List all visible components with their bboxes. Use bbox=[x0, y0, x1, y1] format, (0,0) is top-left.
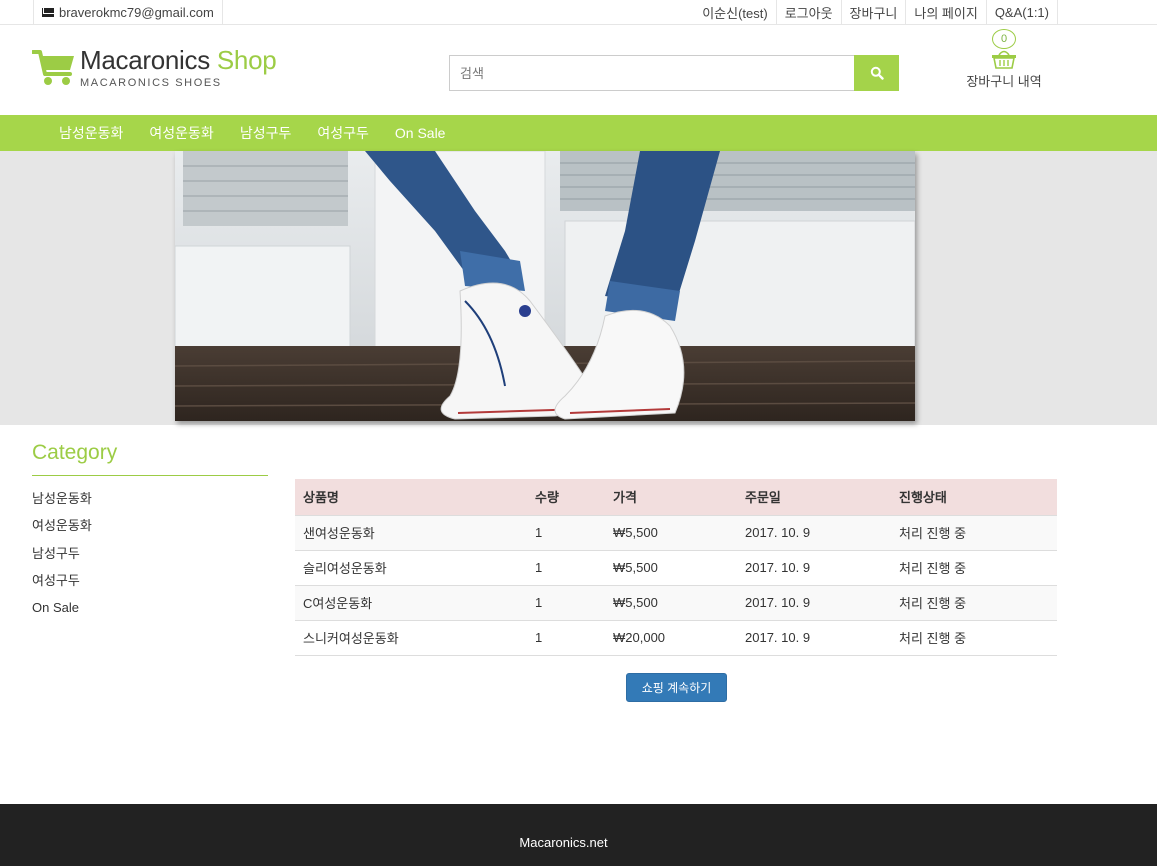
nav-item-womens-sneakers[interactable]: 여성운동화 bbox=[149, 123, 213, 143]
main-nav: 남성운동화 여성운동화 남성구두 여성구두 On Sale bbox=[0, 115, 1157, 151]
contact-email: braverokmc79@gmail.com bbox=[33, 0, 223, 24]
cell-price: ₩5,500 bbox=[605, 515, 737, 551]
nav-item-on-sale[interactable]: On Sale bbox=[395, 125, 446, 141]
header-order-date: 주문일 bbox=[737, 479, 891, 516]
my-page-link[interactable]: 나의 페이지 bbox=[905, 0, 985, 24]
cell-quantity: 1 bbox=[527, 550, 605, 586]
cell-price: ₩5,500 bbox=[605, 550, 737, 586]
search-button[interactable] bbox=[854, 55, 899, 91]
cell-product-name: 슬리여성운동화 bbox=[295, 550, 527, 586]
basket-icon bbox=[992, 50, 1016, 69]
cell-price: ₩20,000 bbox=[605, 620, 737, 656]
search-bar bbox=[449, 55, 899, 91]
header-price: 가격 bbox=[605, 479, 737, 516]
logo-title: Macaronics Shop bbox=[80, 45, 277, 75]
site-logo[interactable]: Macaronics Shop MACARONICS SHOES bbox=[32, 45, 277, 89]
cell-quantity: 1 bbox=[527, 515, 605, 551]
footer-text: Macaronics.net bbox=[519, 835, 608, 850]
header-status: 진행상태 bbox=[891, 479, 1057, 516]
nav-item-womens-shoes[interactable]: 여성구두 bbox=[317, 123, 369, 143]
shopping-cart-icon bbox=[32, 50, 74, 85]
hero-banner-image bbox=[175, 151, 915, 421]
cell-product-name: C여성운동화 bbox=[295, 585, 527, 621]
order-history-table: 상품명 수량 가격 주문일 진행상태 샌여성운동화 1 ₩5,500 2017.… bbox=[295, 479, 1057, 656]
category-item-mens-sneakers[interactable]: 남성운동화 bbox=[32, 489, 92, 516]
cell-quantity: 1 bbox=[527, 620, 605, 656]
category-divider bbox=[32, 475, 268, 476]
cell-status: 처리 진행 중 bbox=[891, 620, 1057, 656]
cell-status: 처리 진행 중 bbox=[891, 585, 1057, 621]
category-item-womens-sneakers[interactable]: 여성운동화 bbox=[32, 516, 92, 543]
category-item-womens-shoes[interactable]: 여성구두 bbox=[32, 571, 92, 598]
cell-order-date: 2017. 10. 9 bbox=[737, 620, 891, 656]
qa-link[interactable]: Q&A(1:1) bbox=[985, 0, 1058, 24]
table-row: 스니커여성운동화 1 ₩20,000 2017. 10. 9 처리 진행 중 bbox=[295, 620, 1057, 656]
category-list: 남성운동화 여성운동화 남성구두 여성구두 On Sale bbox=[32, 489, 92, 625]
cell-status: 처리 진행 중 bbox=[891, 550, 1057, 586]
top-links: 이순신(test) 로그아웃 장바구니 나의 페이지 Q&A(1:1) bbox=[694, 0, 1058, 24]
cart-count-badge: 0 bbox=[992, 29, 1016, 49]
cart-label: 장바구니 내역 bbox=[966, 74, 1042, 89]
cell-quantity: 1 bbox=[527, 585, 605, 621]
logout-link[interactable]: 로그아웃 bbox=[775, 0, 841, 24]
email-text: braverokmc79@gmail.com bbox=[59, 4, 214, 20]
category-item-mens-shoes[interactable]: 남성구두 bbox=[32, 544, 92, 571]
user-link[interactable]: 이순신(test) bbox=[694, 0, 776, 24]
table-row: 샌여성운동화 1 ₩5,500 2017. 10. 9 처리 진행 중 bbox=[295, 515, 1057, 551]
logo-subtitle: MACARONICS SHOES bbox=[80, 77, 222, 89]
category-item-on-sale[interactable]: On Sale bbox=[32, 598, 92, 625]
header-quantity: 수량 bbox=[527, 479, 605, 516]
cell-price: ₩5,500 bbox=[605, 585, 737, 621]
nav-item-mens-shoes[interactable]: 남성구두 bbox=[240, 123, 292, 143]
search-icon bbox=[870, 66, 884, 80]
continue-shopping-button[interactable]: 쇼핑 계속하기 bbox=[626, 673, 727, 702]
cart-link[interactable]: 장바구니 bbox=[840, 0, 906, 24]
site-footer: Macaronics.net bbox=[0, 804, 1157, 866]
nav-item-mens-sneakers[interactable]: 남성운동화 bbox=[59, 123, 123, 143]
search-input[interactable] bbox=[449, 55, 855, 91]
cell-status: 처리 진행 중 bbox=[891, 515, 1057, 551]
cell-order-date: 2017. 10. 9 bbox=[737, 550, 891, 586]
table-row: C여성운동화 1 ₩5,500 2017. 10. 9 처리 진행 중 bbox=[295, 585, 1057, 621]
table-row: 슬리여성운동화 1 ₩5,500 2017. 10. 9 처리 진행 중 bbox=[295, 550, 1057, 586]
cell-product-name: 샌여성운동화 bbox=[295, 515, 527, 551]
cell-order-date: 2017. 10. 9 bbox=[737, 585, 891, 621]
top-bar: braverokmc79@gmail.com 이순신(test) 로그아웃 장바… bbox=[0, 0, 1157, 25]
envelope-icon bbox=[42, 7, 54, 17]
cell-product-name: 스니커여성운동화 bbox=[295, 620, 527, 656]
category-title: Category bbox=[32, 441, 118, 464]
cell-order-date: 2017. 10. 9 bbox=[737, 515, 891, 551]
table-header-row: 상품명 수량 가격 주문일 진행상태 bbox=[295, 479, 1057, 516]
header-product-name: 상품명 bbox=[295, 479, 527, 516]
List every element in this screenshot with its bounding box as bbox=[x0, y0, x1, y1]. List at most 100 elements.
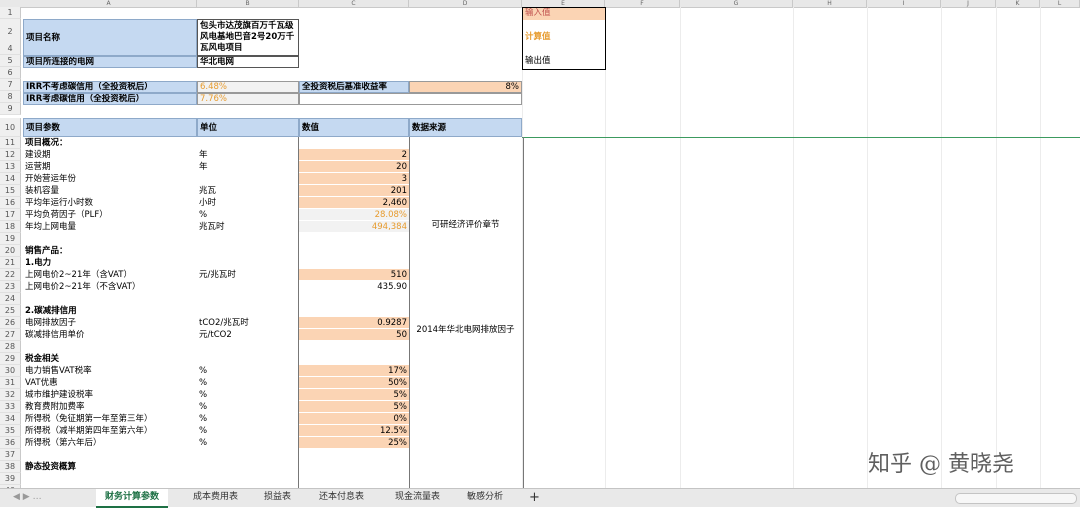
param-unit[interactable]: 年 bbox=[197, 161, 299, 173]
grid-label[interactable]: 项目所连接的电网 bbox=[23, 56, 197, 68]
row-header[interactable]: 37 bbox=[0, 449, 21, 461]
add-sheet-button[interactable]: + bbox=[520, 489, 549, 506]
sheet-tab[interactable]: 现金流量表 bbox=[386, 489, 449, 506]
source-feasibility[interactable]: 可研经济评价章节 bbox=[410, 218, 521, 232]
param-label[interactable]: 教育费附加费率 bbox=[23, 401, 197, 413]
param-label[interactable]: 装机容量 bbox=[23, 185, 197, 197]
source-grid-factor[interactable]: 2014年华北电网排放因子 bbox=[410, 324, 521, 337]
row-header[interactable]: 15 bbox=[0, 185, 21, 197]
param-unit[interactable]: % bbox=[197, 401, 299, 413]
sheet-tab[interactable]: 还本付息表 bbox=[310, 489, 373, 506]
irr-no-carbon-label[interactable]: IRR不考虑碳信用（全投资税后） bbox=[23, 81, 197, 93]
param-value[interactable]: 0.9287 bbox=[299, 317, 409, 329]
row-header[interactable]: 23 bbox=[0, 281, 21, 293]
irr-no-carbon-value[interactable]: 6.48% bbox=[197, 81, 299, 93]
row-header[interactable]: 38 bbox=[0, 461, 21, 473]
param-value[interactable]: 2 bbox=[299, 149, 409, 161]
param-value[interactable]: 435.90 bbox=[299, 281, 409, 293]
row-header[interactable]: 16 bbox=[0, 197, 21, 209]
param-label[interactable]: 运营期 bbox=[23, 161, 197, 173]
col-header-source[interactable]: 数据来源 bbox=[409, 118, 522, 137]
row-header[interactable]: 30 bbox=[0, 365, 21, 377]
row-header[interactable]: 7 bbox=[0, 79, 21, 91]
param-label[interactable]: 平均年运行小时数 bbox=[23, 197, 197, 209]
param-unit[interactable]: 小时 bbox=[197, 197, 299, 209]
param-value[interactable]: 2,460 bbox=[299, 197, 409, 209]
project-name-value[interactable]: 包头市达茂旗百万千瓦级风电基地巴音2号20万千瓦风电项目 bbox=[197, 19, 299, 56]
param-unit[interactable]: % bbox=[197, 365, 299, 377]
row-header[interactable]: 24 bbox=[0, 293, 21, 305]
param-value[interactable]: 5% bbox=[299, 401, 409, 413]
empty-cell-c6[interactable] bbox=[299, 93, 522, 105]
param-label[interactable]: 税金相关 bbox=[23, 353, 197, 365]
irr-with-carbon-label[interactable]: IRR考虑碳信用（全投资税后） bbox=[23, 93, 197, 105]
param-label[interactable]: 平均负荷因子（PLF） bbox=[23, 209, 197, 221]
sheet-tab[interactable]: 敏感分析 bbox=[458, 489, 512, 506]
param-label[interactable]: 电网排放因子 bbox=[23, 317, 197, 329]
param-label[interactable]: 年均上网电量 bbox=[23, 221, 197, 233]
column-header-l[interactable]: L bbox=[1040, 0, 1080, 7]
row-header[interactable]: 17 bbox=[0, 209, 21, 221]
param-value[interactable]: 25% bbox=[299, 437, 409, 449]
param-label[interactable]: 静态投资概算 bbox=[23, 461, 197, 473]
param-value[interactable]: 3 bbox=[299, 173, 409, 185]
param-value[interactable]: 17% bbox=[299, 365, 409, 377]
param-unit[interactable]: % bbox=[197, 377, 299, 389]
column-header-f[interactable]: F bbox=[605, 0, 680, 7]
benchmark-label[interactable]: 全投资税后基准收益率 bbox=[299, 81, 409, 93]
param-unit[interactable]: % bbox=[197, 389, 299, 401]
column-header-a[interactable]: A bbox=[21, 0, 197, 7]
column-header-h[interactable]: H bbox=[793, 0, 867, 7]
param-label[interactable]: 项目概况： bbox=[23, 137, 197, 149]
param-unit[interactable]: 元/tCO2 bbox=[197, 329, 299, 341]
param-label[interactable]: 碳减排信用单价 bbox=[23, 329, 197, 341]
param-label[interactable]: 所得税（第六年后） bbox=[23, 437, 197, 449]
param-value[interactable]: 50 bbox=[299, 329, 409, 341]
param-label[interactable]: 上网电价2~21年（含VAT） bbox=[23, 269, 197, 281]
row-header[interactable]: 8 bbox=[0, 91, 21, 103]
param-label[interactable]: 所得税（免征期第一年至第三年） bbox=[23, 413, 197, 425]
column-header-k[interactable]: K bbox=[996, 0, 1040, 7]
param-unit[interactable]: % bbox=[197, 209, 299, 221]
tab-nav-arrows[interactable]: ◀ ▶ … bbox=[4, 489, 51, 506]
sheet-tab[interactable]: 损益表 bbox=[255, 489, 300, 506]
param-label[interactable]: 1.电力 bbox=[23, 257, 197, 269]
param-value[interactable]: 28.08% bbox=[299, 209, 409, 221]
param-unit[interactable]: % bbox=[197, 413, 299, 425]
row-header[interactable]: 5 bbox=[0, 55, 21, 67]
param-label[interactable]: 所得税（减半期第四年至第六年） bbox=[23, 425, 197, 437]
param-value[interactable]: 510 bbox=[299, 269, 409, 281]
column-header-g[interactable]: G bbox=[680, 0, 793, 7]
col-header-value[interactable]: 数值 bbox=[299, 118, 409, 137]
horizontal-scrollbar[interactable] bbox=[955, 493, 1077, 504]
row-header[interactable]: 4 bbox=[0, 43, 21, 55]
param-label[interactable]: 建设期 bbox=[23, 149, 197, 161]
row-header[interactable]: 10 bbox=[0, 118, 21, 137]
row-header[interactable]: 25 bbox=[0, 305, 21, 317]
row-header[interactable]: 27 bbox=[0, 329, 21, 341]
column-header-i[interactable]: I bbox=[867, 0, 941, 7]
row-header[interactable]: 11 bbox=[0, 137, 21, 149]
project-name-label[interactable]: 项目名称 bbox=[23, 19, 197, 56]
param-value[interactable]: 201 bbox=[299, 185, 409, 197]
param-unit[interactable]: 年 bbox=[197, 149, 299, 161]
row-header[interactable]: 20 bbox=[0, 245, 21, 257]
sheet-tab[interactable]: 财务计算参数 bbox=[96, 489, 169, 508]
benchmark-value[interactable]: 8% bbox=[409, 81, 522, 93]
sheet-tab[interactable]: 成本费用表 bbox=[184, 489, 247, 506]
row-header[interactable]: 13 bbox=[0, 161, 21, 173]
row-header[interactable]: 22 bbox=[0, 269, 21, 281]
row-header[interactable]: 32 bbox=[0, 389, 21, 401]
param-value[interactable]: 5% bbox=[299, 389, 409, 401]
param-label[interactable]: VAT优惠 bbox=[23, 377, 197, 389]
param-label[interactable]: 城市维护建设税率 bbox=[23, 389, 197, 401]
row-header[interactable]: 33 bbox=[0, 401, 21, 413]
param-unit[interactable]: % bbox=[197, 437, 299, 449]
param-value[interactable]: 0% bbox=[299, 413, 409, 425]
param-unit[interactable]: 兆瓦 bbox=[197, 185, 299, 197]
column-header-b[interactable]: B bbox=[197, 0, 299, 7]
param-label[interactable]: 上网电价2~21年（不含VAT） bbox=[23, 281, 197, 293]
column-header-e[interactable]: E bbox=[522, 0, 605, 7]
row-header[interactable]: 1 bbox=[0, 7, 21, 19]
column-header-d[interactable]: D bbox=[409, 0, 522, 7]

**What you need to do**.
Starting at the line of the listing above that contains "param-unit[interactable]: 年 bbox=[197, 161, 299, 173]" and stopping after the line that contains "col-header-source[interactable]: 数据来源 bbox=[409, 118, 522, 137]", copy those lines verbatim and nothing else.

**Solution to this exercise**.
param-unit[interactable]: 年 bbox=[197, 161, 299, 173]
grid-label[interactable]: 项目所连接的电网 bbox=[23, 56, 197, 68]
row-header[interactable]: 37 bbox=[0, 449, 21, 461]
add-sheet-button[interactable]: + bbox=[520, 489, 549, 506]
sheet-tab[interactable]: 现金流量表 bbox=[386, 489, 449, 506]
source-feasibility[interactable]: 可研经济评价章节 bbox=[410, 218, 521, 232]
param-label[interactable]: 教育费附加费率 bbox=[23, 401, 197, 413]
param-label[interactable]: 装机容量 bbox=[23, 185, 197, 197]
source-grid-factor[interactable]: 2014年华北电网排放因子 bbox=[410, 324, 521, 337]
row-header[interactable]: 15 bbox=[0, 185, 21, 197]
param-unit[interactable]: % bbox=[197, 401, 299, 413]
sheet-tab[interactable]: 还本付息表 bbox=[310, 489, 373, 506]
irr-no-carbon-label[interactable]: IRR不考虑碳信用（全投资税后） bbox=[23, 81, 197, 93]
param-value[interactable]: 0.9287 bbox=[299, 317, 409, 329]
row-header[interactable]: 23 bbox=[0, 281, 21, 293]
irr-no-carbon-value[interactable]: 6.48% bbox=[197, 81, 299, 93]
row-header[interactable]: 38 bbox=[0, 461, 21, 473]
param-value[interactable]: 2 bbox=[299, 149, 409, 161]
param-value[interactable]: 435.90 bbox=[299, 281, 409, 293]
row-header[interactable]: 16 bbox=[0, 197, 21, 209]
param-label[interactable]: 运营期 bbox=[23, 161, 197, 173]
col-header-source[interactable]: 数据来源 bbox=[409, 118, 522, 137]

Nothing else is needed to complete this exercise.